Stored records
● ● ● ●

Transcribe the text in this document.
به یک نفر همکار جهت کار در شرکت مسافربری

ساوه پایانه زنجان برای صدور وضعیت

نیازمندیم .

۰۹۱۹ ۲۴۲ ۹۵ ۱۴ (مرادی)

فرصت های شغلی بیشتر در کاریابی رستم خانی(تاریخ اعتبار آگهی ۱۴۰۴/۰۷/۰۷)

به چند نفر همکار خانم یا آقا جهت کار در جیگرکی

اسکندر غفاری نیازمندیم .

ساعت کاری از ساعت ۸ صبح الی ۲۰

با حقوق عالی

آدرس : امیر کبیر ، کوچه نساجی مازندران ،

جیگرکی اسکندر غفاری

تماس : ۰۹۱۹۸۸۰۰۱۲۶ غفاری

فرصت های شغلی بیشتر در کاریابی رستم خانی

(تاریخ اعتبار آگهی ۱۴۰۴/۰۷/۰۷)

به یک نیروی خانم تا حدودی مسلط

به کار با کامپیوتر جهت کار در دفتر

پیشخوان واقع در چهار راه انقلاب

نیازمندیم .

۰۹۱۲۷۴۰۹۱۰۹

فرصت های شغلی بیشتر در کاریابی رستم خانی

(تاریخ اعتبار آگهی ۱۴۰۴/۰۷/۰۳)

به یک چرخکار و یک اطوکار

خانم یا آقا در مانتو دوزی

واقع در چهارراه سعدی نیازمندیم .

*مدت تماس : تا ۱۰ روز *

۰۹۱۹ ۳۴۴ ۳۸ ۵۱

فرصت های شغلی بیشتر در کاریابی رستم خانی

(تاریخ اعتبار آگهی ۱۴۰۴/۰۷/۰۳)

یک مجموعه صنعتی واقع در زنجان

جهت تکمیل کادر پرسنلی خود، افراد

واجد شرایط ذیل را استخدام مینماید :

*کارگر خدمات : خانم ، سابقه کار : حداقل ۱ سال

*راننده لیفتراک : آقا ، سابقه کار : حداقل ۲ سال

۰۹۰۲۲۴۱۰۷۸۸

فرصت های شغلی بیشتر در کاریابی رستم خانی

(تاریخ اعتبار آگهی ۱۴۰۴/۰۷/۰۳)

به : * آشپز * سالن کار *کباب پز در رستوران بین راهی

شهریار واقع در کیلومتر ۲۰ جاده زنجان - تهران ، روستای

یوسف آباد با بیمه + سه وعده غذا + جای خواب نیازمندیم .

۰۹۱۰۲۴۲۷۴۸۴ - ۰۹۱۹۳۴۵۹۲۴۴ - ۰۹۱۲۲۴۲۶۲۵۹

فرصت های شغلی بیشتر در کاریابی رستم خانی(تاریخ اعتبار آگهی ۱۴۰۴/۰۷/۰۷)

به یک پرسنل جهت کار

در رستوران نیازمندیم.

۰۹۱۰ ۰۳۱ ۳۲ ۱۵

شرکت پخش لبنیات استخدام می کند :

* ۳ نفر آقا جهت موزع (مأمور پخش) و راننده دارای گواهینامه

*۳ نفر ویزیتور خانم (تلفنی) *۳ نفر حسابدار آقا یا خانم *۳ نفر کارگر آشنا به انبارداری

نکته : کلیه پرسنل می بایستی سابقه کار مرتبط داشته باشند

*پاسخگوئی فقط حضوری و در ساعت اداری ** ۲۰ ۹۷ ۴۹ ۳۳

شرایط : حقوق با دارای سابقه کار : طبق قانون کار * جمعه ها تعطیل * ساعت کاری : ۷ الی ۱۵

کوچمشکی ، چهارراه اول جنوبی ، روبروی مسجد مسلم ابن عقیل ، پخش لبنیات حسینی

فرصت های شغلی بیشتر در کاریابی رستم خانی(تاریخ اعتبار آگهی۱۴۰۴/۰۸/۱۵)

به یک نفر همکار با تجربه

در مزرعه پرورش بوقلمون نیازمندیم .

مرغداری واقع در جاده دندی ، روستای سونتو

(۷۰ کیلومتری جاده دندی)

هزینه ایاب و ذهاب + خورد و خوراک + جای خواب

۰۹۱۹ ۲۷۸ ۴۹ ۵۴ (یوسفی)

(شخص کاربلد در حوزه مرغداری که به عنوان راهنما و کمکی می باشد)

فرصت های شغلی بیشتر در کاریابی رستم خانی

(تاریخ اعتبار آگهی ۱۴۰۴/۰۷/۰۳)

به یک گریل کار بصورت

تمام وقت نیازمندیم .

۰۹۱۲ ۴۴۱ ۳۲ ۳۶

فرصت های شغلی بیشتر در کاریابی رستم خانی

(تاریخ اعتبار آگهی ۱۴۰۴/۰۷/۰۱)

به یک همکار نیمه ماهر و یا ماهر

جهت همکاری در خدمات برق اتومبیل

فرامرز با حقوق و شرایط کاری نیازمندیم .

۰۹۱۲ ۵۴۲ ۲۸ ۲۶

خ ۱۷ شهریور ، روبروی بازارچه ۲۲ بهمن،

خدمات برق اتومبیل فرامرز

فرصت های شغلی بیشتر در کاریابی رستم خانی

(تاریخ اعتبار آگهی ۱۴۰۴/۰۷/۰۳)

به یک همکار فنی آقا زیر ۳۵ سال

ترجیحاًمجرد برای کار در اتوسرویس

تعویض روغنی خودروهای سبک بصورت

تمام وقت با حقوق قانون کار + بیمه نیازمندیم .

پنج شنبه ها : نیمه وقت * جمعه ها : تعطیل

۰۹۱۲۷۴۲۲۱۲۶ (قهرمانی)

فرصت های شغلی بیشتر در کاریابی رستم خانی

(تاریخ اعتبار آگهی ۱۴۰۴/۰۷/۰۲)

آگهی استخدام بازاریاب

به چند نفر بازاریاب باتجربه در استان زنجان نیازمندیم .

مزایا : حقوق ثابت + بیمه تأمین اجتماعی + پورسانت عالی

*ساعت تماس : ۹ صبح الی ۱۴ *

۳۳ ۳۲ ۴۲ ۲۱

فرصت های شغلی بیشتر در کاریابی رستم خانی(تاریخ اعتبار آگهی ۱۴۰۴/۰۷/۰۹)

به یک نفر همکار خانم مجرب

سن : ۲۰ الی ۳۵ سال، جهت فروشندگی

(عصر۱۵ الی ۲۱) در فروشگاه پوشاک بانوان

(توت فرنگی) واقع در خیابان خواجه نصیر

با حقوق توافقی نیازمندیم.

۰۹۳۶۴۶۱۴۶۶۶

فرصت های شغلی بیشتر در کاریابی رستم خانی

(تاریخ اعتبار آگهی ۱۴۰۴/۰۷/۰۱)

● ● ● ●

● Exercise description: Looking at the entries above, say how many lines contain the word "تمام". Only the number is wanted.

● Completed exercise: 2